─── Data rows ───
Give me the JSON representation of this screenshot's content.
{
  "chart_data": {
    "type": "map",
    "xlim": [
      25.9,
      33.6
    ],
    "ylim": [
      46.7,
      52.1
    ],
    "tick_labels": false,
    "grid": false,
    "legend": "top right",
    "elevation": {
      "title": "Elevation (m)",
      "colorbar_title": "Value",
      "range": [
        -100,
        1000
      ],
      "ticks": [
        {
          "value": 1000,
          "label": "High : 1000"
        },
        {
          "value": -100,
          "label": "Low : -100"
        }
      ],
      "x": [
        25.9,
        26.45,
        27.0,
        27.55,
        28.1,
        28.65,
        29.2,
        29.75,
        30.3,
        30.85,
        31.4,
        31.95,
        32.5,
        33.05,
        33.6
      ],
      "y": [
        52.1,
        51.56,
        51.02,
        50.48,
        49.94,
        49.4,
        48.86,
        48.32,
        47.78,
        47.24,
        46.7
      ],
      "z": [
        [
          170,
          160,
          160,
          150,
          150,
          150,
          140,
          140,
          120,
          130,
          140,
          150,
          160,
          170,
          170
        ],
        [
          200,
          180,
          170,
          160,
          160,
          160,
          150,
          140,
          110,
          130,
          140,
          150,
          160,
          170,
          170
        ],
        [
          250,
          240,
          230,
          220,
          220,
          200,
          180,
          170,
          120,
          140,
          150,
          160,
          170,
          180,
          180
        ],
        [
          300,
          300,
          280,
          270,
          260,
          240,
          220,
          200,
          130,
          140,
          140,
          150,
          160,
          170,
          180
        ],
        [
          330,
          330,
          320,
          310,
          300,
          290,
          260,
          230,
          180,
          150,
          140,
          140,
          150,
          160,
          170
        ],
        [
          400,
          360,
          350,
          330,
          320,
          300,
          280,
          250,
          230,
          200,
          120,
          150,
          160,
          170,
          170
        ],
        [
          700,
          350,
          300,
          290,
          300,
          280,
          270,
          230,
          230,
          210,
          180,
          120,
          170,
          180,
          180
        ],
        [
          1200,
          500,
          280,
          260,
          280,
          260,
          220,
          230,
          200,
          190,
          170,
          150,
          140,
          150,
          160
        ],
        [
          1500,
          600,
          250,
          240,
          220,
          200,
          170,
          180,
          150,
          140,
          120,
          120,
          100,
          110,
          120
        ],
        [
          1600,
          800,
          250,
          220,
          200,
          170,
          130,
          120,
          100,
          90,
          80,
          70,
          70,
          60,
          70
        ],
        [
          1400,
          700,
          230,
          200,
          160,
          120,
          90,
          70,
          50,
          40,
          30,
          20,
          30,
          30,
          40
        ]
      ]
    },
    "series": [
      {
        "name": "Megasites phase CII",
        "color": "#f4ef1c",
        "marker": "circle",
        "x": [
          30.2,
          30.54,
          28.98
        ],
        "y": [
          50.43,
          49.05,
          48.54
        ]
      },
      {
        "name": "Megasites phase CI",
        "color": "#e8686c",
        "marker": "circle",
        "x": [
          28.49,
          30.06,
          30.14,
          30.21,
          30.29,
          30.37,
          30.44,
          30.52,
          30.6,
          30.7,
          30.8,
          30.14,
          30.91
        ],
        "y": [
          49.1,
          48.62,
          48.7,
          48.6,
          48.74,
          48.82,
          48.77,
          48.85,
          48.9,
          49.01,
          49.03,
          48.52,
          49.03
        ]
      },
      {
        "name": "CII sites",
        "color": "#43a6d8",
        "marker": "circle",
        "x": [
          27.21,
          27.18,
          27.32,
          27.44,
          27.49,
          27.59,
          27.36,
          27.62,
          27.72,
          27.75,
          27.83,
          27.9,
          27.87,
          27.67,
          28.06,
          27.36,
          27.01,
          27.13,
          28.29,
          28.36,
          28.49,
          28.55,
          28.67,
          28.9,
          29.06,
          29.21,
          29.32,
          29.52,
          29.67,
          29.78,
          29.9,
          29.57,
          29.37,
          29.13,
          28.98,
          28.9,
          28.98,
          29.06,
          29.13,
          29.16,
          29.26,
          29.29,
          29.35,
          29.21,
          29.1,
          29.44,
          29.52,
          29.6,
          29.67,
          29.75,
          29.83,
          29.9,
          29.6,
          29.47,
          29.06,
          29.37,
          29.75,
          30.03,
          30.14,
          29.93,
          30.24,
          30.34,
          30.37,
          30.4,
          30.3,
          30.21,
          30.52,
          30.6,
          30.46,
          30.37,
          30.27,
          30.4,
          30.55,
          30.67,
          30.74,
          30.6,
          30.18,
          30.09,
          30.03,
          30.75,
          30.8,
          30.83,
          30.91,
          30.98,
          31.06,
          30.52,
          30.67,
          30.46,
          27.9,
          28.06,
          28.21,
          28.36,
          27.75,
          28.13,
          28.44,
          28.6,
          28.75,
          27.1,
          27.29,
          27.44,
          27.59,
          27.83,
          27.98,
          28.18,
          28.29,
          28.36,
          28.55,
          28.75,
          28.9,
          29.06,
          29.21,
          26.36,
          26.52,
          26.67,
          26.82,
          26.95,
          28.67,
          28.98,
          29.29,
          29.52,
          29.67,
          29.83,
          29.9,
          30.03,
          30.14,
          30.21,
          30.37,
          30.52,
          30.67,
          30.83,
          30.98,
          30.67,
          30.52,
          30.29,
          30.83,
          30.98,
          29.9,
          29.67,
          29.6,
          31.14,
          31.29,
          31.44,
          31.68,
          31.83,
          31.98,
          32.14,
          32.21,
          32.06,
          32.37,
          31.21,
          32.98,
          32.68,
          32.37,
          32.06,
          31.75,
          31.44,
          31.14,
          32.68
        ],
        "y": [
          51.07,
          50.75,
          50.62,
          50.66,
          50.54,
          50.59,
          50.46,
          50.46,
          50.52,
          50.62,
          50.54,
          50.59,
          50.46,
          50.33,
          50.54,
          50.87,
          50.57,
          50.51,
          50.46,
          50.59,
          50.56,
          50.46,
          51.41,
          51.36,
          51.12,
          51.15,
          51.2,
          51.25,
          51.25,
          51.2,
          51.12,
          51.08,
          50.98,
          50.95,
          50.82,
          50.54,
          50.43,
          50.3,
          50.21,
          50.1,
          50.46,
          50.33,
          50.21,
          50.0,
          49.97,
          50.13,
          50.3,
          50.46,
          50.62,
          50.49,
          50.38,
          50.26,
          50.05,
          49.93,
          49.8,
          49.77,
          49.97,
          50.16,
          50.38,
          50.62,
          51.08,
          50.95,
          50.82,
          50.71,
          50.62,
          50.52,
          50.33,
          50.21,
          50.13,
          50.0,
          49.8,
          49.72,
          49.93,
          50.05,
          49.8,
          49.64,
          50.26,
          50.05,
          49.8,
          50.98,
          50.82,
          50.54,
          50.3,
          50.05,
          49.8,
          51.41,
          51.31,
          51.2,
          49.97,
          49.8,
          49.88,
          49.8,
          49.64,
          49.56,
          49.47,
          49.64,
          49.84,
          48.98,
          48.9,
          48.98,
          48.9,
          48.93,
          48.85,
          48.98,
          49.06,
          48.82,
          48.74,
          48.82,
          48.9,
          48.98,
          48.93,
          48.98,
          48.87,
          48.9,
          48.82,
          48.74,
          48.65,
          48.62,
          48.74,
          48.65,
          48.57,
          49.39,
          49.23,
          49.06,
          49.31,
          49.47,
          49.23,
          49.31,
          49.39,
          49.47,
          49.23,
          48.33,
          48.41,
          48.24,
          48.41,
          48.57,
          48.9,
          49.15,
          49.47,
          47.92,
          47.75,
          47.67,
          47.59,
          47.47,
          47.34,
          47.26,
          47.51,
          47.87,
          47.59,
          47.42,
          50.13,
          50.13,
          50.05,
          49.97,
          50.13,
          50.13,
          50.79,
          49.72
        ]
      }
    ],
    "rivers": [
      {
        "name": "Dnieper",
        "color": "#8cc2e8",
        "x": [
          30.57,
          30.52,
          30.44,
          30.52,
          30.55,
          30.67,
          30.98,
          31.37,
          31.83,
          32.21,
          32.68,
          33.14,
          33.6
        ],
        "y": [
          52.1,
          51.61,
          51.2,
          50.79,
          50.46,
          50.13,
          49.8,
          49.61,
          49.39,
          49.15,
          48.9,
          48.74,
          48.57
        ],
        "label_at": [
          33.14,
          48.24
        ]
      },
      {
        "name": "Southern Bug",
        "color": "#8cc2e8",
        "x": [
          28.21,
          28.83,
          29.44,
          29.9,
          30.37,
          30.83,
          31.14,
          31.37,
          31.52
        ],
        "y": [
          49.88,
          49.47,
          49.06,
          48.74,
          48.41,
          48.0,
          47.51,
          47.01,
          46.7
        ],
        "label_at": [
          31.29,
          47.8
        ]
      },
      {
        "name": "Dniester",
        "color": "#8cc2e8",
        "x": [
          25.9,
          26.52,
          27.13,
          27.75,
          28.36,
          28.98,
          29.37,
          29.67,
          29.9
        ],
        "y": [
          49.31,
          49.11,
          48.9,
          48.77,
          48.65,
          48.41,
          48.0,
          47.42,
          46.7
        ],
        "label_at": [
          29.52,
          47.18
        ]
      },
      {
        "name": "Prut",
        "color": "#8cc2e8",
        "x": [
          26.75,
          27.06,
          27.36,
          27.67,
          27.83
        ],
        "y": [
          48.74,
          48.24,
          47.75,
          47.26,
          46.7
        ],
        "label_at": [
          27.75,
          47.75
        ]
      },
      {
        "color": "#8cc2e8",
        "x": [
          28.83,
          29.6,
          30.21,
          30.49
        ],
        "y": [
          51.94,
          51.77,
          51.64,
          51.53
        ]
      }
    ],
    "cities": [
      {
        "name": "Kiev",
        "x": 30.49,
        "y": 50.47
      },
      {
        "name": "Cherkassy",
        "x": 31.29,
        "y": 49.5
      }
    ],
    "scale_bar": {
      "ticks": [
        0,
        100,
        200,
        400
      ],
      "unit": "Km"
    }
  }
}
───
> _Problem requirements_:
In the records above, locate each line with the word "name". Copy all such lines.

> _Task output_:
        "name": "Megasites phase CII",
        "name": "Megasites phase CI",
        "name": "CII sites",
        "name": "Dnieper",
        "name": "Southern Bug",
        "name": "Dniester",
        "name": "Prut",
        "name": "Kiev",
        "name": "Cherkassy",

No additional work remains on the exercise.